═══ Provided information ═══

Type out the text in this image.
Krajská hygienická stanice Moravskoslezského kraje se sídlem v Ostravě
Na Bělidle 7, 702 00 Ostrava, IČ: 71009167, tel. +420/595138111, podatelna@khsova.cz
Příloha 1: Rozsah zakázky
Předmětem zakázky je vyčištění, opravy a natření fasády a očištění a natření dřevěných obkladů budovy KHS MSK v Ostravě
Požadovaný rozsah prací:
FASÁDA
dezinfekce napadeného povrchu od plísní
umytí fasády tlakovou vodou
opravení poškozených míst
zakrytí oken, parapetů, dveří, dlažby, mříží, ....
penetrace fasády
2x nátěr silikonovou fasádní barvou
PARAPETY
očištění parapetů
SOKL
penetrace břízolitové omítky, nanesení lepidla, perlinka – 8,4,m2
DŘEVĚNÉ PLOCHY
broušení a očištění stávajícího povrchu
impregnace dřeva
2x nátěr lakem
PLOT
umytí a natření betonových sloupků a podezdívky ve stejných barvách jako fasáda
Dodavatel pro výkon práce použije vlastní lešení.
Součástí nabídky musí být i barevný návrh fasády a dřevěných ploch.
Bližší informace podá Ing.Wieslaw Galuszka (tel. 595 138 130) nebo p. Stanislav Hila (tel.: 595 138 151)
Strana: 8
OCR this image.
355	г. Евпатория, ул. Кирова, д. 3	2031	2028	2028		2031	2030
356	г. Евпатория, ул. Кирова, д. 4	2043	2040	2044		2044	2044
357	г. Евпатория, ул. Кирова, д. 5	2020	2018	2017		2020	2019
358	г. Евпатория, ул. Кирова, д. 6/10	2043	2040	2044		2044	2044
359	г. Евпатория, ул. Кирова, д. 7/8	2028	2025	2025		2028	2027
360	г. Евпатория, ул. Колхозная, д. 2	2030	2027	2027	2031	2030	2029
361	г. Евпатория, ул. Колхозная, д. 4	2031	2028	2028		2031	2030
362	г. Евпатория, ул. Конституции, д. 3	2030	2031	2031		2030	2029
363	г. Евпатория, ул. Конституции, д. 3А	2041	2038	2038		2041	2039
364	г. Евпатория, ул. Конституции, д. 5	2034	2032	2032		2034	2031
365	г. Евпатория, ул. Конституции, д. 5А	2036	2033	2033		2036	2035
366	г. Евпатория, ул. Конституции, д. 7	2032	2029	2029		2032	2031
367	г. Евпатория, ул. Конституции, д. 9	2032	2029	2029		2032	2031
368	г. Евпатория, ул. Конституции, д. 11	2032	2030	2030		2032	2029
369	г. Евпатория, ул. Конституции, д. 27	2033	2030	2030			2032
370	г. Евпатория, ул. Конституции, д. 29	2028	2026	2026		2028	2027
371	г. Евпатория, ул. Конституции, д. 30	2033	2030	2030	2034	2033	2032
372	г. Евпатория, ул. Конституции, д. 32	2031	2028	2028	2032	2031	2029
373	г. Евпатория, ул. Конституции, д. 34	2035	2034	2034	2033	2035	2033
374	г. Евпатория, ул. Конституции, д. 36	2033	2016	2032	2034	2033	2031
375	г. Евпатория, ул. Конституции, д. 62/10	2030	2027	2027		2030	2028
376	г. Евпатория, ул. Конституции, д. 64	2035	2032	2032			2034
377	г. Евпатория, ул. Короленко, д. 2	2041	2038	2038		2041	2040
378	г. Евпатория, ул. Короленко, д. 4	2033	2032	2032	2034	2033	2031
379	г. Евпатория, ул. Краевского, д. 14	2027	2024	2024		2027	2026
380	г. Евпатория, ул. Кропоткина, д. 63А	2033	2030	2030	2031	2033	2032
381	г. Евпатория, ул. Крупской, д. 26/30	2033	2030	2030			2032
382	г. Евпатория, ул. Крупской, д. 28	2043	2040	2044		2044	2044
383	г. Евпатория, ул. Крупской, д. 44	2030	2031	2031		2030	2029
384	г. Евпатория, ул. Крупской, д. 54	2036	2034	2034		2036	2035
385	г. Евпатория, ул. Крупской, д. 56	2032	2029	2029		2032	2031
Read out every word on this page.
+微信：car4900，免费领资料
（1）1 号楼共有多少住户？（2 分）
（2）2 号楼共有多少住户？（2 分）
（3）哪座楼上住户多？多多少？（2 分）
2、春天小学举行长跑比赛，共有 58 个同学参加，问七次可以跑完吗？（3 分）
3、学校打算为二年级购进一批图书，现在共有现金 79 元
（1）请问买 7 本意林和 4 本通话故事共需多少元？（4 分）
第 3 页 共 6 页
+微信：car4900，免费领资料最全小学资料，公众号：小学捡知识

═══

• _What the exercise asks_
The records above must be output exactly, in full.

• _Output_
Type out the text in this image.
Krajská hygienická stanice Moravskoslezského kraje se sídlem v Ostravě
Na Bělidle 7, 702 00 Ostrava, IČ: 71009167, tel. +420/595138111, podatelna@khsova.cz
Příloha 1: Rozsah zakázky
Předmětem zakázky je vyčištění, opravy a natření fasády a očištění a natření dřevěných obkladů budovy KHS MSK v Ostravě
Požadovaný rozsah prací:
FASÁDA
dezinfekce napadeného povrchu od plísní
umytí fasády tlakovou vodou
opravení poškozených míst
zakrytí oken, parapetů, dveří, dlažby, mříží, ....
penetrace fasády
2x nátěr silikonovou fasádní barvou
PARAPETY
očištění parapetů
SOKL
penetrace břízolitové omítky, nanesení lepidla, perlinka – 8,4,m2
DŘEVĚNÉ PLOCHY
broušení a očištění stávajícího povrchu
impregnace dřeva
2x nátěr lakem
PLOT
umytí a natření betonových sloupků a podezdívky ve stejných barvách jako fasáda
Dodavatel pro výkon práce použije vlastní lešení.
Součástí nabídky musí být i barevný návrh fasády a dřevěných ploch.
Bližší informace podá Ing.Wieslaw Galuszka (tel. 595 138 130) nebo p. Stanislav Hila (tel.: 595 138 151)
Strana: 8
OCR this image.
355	г. Евпатория, ул. Кирова, д. 3	2031	2028	2028		2031	2030
356	г. Евпатория, ул. Кирова, д. 4	2043	2040	2044		2044	2044
357	г. Евпатория, ул. Кирова, д. 5	2020	2018	2017		2020	2019
358	г. Евпатория, ул. Кирова, д. 6/10	2043	2040	2044		2044	2044
359	г. Евпатория, ул. Кирова, д. 7/8	2028	2025	2025		2028	2027
360	г. Евпатория, ул. Колхозная, д. 2	2030	2027	2027	2031	2030	2029
361	г. Евпатория, ул. Колхозная, д. 4	2031	2028	2028		2031	2030
362	г. Евпатория, ул. Конституции, д. 3	2030	2031	2031		2030	2029
363	г. Евпатория, ул. Конституции, д. 3А	2041	2038	2038		2041	2039
364	г. Евпатория, ул. Конституции, д. 5	2034	2032	2032		2034	2031
365	г. Евпатория, ул. Конституции, д. 5А	2036	2033	2033		2036	2035
366	г. Евпатория, ул. Конституции, д. 7	2032	2029	2029		2032	2031
367	г. Евпатория, ул. Конституции, д. 9	2032	2029	2029		2032	2031
368	г. Евпатория, ул. Конституции, д. 11	2032	2030	2030		2032	2029
369	г. Евпатория, ул. Конституции, д. 27	2033	2030	2030			2032
370	г. Евпатория, ул. Конституции, д. 29	2028	2026	2026		2028	2027
371	г. Евпатория, ул. Конституции, д. 30	2033	2030	2030	2034	2033	2032
372	г. Евпатория, ул. Конституции, д. 32	2031	2028	2028	2032	2031	2029
373	г. Евпатория, ул. Конституции, д. 34	2035	2034	2034	2033	2035	2033
374	г. Евпатория, ул. Конституции, д. 36	2033	2016	2032	2034	2033	2031
375	г. Евпатория, ул. Конституции, д. 62/10	2030	2027	2027		2030	2028
376	г. Евпатория, ул. Конституции, д. 64	2035	2032	2032			2034
377	г. Евпатория, ул. Короленко, д. 2	2041	2038	2038		2041	2040
378	г. Евпатория, ул. Короленко, д. 4	2033	2032	2032	2034	2033	2031
379	г. Евпатория, ул. Краевского, д. 14	2027	2024	2024		2027	2026
380	г. Евпатория, ул. Кропоткина, д. 63А	2033	2030	2030	2031	2033	2032
381	г. Евпатория, ул. Крупской, д. 26/30	2033	2030	2030			2032
382	г. Евпатория, ул. Крупской, д. 28	2043	2040	2044		2044	2044
383	г. Евпатория, ул. Крупской, д. 44	2030	2031	2031		2030	2029
384	г. Евпатория, ул. Крупской, д. 54	2036	2034	2034		2036	2035
385	г. Евпатория, ул. Крупской, д. 56	2032	2029	2029		2032	2031
Read out every word on this page.
+微信：car4900，免费领资料
（1）1 号楼共有多少住户？（2 分）
（2）2 号楼共有多少住户？（2 分）
（3）哪座楼上住户多？多多少？（2 分）
2、春天小学举行长跑比赛，共有 58 个同学参加，问七次可以跑完吗？（3 分）
3、学校打算为二年级购进一批图书，现在共有现金 79 元
（1）请问买 7 本意林和 4 本通话故事共需多少元？（4 分）
第 3 页 共 6 页
+微信：car4900，免费领资料最全小学资料，公众号：小学捡知识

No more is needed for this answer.